Stored data entries:
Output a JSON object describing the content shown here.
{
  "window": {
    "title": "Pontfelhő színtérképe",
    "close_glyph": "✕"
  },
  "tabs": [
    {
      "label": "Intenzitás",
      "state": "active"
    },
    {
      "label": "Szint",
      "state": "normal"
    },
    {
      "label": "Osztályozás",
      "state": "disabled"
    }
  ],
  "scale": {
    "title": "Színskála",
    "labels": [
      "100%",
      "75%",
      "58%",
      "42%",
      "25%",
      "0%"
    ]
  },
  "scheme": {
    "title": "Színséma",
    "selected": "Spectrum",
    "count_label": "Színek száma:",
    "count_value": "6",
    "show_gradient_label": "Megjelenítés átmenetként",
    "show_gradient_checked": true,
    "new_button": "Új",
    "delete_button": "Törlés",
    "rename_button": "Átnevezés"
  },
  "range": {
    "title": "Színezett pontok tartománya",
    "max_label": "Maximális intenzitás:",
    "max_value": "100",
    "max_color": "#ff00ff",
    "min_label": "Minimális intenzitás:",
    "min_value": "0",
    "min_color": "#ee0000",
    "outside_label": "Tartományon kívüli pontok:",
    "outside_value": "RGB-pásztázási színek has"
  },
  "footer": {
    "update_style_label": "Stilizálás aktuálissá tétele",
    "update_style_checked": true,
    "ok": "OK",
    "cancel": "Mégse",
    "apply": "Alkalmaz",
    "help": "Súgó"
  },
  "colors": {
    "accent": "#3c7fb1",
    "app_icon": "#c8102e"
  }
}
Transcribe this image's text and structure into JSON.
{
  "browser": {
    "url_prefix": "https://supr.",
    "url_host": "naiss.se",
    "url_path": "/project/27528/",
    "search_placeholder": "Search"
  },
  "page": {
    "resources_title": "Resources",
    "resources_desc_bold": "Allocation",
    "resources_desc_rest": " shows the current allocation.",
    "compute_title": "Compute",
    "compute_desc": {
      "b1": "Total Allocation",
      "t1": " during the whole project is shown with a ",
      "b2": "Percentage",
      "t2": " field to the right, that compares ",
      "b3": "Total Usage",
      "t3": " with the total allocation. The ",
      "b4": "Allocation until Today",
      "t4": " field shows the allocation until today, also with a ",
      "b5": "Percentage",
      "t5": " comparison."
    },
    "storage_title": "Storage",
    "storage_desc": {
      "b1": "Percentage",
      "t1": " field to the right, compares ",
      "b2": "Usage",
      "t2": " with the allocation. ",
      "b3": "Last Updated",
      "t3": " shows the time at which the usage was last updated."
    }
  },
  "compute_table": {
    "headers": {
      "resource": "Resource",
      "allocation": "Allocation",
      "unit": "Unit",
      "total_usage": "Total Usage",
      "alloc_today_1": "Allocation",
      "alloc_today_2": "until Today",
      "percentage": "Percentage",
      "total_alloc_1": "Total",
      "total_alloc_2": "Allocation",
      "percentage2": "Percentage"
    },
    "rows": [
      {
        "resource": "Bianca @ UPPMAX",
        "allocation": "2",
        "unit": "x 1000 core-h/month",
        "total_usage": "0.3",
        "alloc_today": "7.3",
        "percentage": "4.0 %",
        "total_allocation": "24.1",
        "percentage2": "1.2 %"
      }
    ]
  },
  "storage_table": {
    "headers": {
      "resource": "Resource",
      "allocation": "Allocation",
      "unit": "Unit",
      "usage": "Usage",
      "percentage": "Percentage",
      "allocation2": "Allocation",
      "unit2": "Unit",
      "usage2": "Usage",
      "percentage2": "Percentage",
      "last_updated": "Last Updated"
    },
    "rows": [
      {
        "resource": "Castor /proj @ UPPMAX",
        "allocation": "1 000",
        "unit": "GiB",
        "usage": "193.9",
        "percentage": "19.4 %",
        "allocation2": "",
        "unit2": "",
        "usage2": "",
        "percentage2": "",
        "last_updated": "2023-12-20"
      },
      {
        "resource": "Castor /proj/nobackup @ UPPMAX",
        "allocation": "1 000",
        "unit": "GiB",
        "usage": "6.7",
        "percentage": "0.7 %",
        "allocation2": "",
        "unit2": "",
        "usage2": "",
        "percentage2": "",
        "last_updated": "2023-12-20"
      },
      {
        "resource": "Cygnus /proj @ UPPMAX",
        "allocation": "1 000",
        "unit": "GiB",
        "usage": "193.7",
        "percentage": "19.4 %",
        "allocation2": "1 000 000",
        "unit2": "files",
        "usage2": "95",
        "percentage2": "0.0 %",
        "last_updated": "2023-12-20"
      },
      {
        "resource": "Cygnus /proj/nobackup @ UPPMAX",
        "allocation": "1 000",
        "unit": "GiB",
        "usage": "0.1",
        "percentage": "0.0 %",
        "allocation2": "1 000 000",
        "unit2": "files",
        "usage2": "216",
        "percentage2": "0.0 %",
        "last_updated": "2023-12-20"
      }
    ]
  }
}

[Given task] Please restate the whole listing word for word.

[Result of the exercise]
Output a JSON object describing the content shown here.
{
  "window": {
    "title": "Pontfelhő színtérképe",
    "close_glyph": "✕"
  },
  "tabs": [
    {
      "label": "Intenzitás",
      "state": "active"
    },
    {
      "label": "Szint",
      "state": "normal"
    },
    {
      "label": "Osztályozás",
      "state": "disabled"
    }
  ],
  "scale": {
    "title": "Színskála",
    "labels": [
      "100%",
      "75%",
      "58%",
      "42%",
      "25%",
      "0%"
    ]
  },
  "scheme": {
    "title": "Színséma",
    "selected": "Spectrum",
    "count_label": "Színek száma:",
    "count_value": "6",
    "show_gradient_label": "Megjelenítés átmenetként",
    "show_gradient_checked": true,
    "new_button": "Új",
    "delete_button": "Törlés",
    "rename_button": "Átnevezés"
  },
  "range": {
    "title": "Színezett pontok tartománya",
    "max_label": "Maximális intenzitás:",
    "max_value": "100",
    "max_color": "#ff00ff",
    "min_label": "Minimális intenzitás:",
    "min_value": "0",
    "min_color": "#ee0000",
    "outside_label": "Tartományon kívüli pontok:",
    "outside_value": "RGB-pásztázási színek has"
  },
  "footer": {
    "update_style_label": "Stilizálás aktuálissá tétele",
    "update_style_checked": true,
    "ok": "OK",
    "cancel": "Mégse",
    "apply": "Alkalmaz",
    "help": "Súgó"
  },
  "colors": {
    "accent": "#3c7fb1",
    "app_icon": "#c8102e"
  }
}
Transcribe this image's text and structure into JSON.
{
  "browser": {
    "url_prefix": "https://supr.",
    "url_host": "naiss.se",
    "url_path": "/project/27528/",
    "search_placeholder": "Search"
  },
  "page": {
    "resources_title": "Resources",
    "resources_desc_bold": "Allocation",
    "resources_desc_rest": " shows the current allocation.",
    "compute_title": "Compute",
    "compute_desc": {
      "b1": "Total Allocation",
      "t1": " during the whole project is shown with a ",
      "b2": "Percentage",
      "t2": " field to the right, that compares ",
      "b3": "Total Usage",
      "t3": " with the total allocation. The ",
      "b4": "Allocation until Today",
      "t4": " field shows the allocation until today, also with a ",
      "b5": "Percentage",
      "t5": " comparison."
    },
    "storage_title": "Storage",
    "storage_desc": {
      "b1": "Percentage",
      "t1": " field to the right, compares ",
      "b2": "Usage",
      "t2": " with the allocation. ",
      "b3": "Last Updated",
      "t3": " shows the time at which the usage was last updated."
    }
  },
  "compute_table": {
    "headers": {
      "resource": "Resource",
      "allocation": "Allocation",
      "unit": "Unit",
      "total_usage": "Total Usage",
      "alloc_today_1": "Allocation",
      "alloc_today_2": "until Today",
      "percentage": "Percentage",
      "total_alloc_1": "Total",
      "total_alloc_2": "Allocation",
      "percentage2": "Percentage"
    },
    "rows": [
      {
        "resource": "Bianca @ UPPMAX",
        "allocation": "2",
        "unit": "x 1000 core-h/month",
        "total_usage": "0.3",
        "alloc_today": "7.3",
        "percentage": "4.0 %",
        "total_allocation": "24.1",
        "percentage2": "1.2 %"
      }
    ]
  },
  "storage_table": {
    "headers": {
      "resource": "Resource",
      "allocation": "Allocation",
      "unit": "Unit",
      "usage": "Usage",
      "percentage": "Percentage",
      "allocation2": "Allocation",
      "unit2": "Unit",
      "usage2": "Usage",
      "percentage2": "Percentage",
      "last_updated": "Last Updated"
    },
    "rows": [
      {
        "resource": "Castor /proj @ UPPMAX",
        "allocation": "1 000",
        "unit": "GiB",
        "usage": "193.9",
        "percentage": "19.4 %",
        "allocation2": "",
        "unit2": "",
        "usage2": "",
        "percentage2": "",
        "last_updated": "2023-12-20"
      },
      {
        "resource": "Castor /proj/nobackup @ UPPMAX",
        "allocation": "1 000",
        "unit": "GiB",
        "usage": "6.7",
        "percentage": "0.7 %",
        "allocation2": "",
        "unit2": "",
        "usage2": "",
        "percentage2": "",
        "last_updated": "2023-12-20"
      },
      {
        "resource": "Cygnus /proj @ UPPMAX",
        "allocation": "1 000",
        "unit": "GiB",
        "usage": "193.7",
        "percentage": "19.4 %",
        "allocation2": "1 000 000",
        "unit2": "files",
        "usage2": "95",
        "percentage2": "0.0 %",
        "last_updated": "2023-12-20"
      },
      {
        "resource": "Cygnus /proj/nobackup @ UPPMAX",
        "allocation": "1 000",
        "unit": "GiB",
        "usage": "0.1",
        "percentage": "0.0 %",
        "allocation2": "1 000 000",
        "unit2": "files",
        "usage2": "216",
        "percentage2": "0.0 %",
        "last_updated": "2023-12-20"
      }
    ]
  }
}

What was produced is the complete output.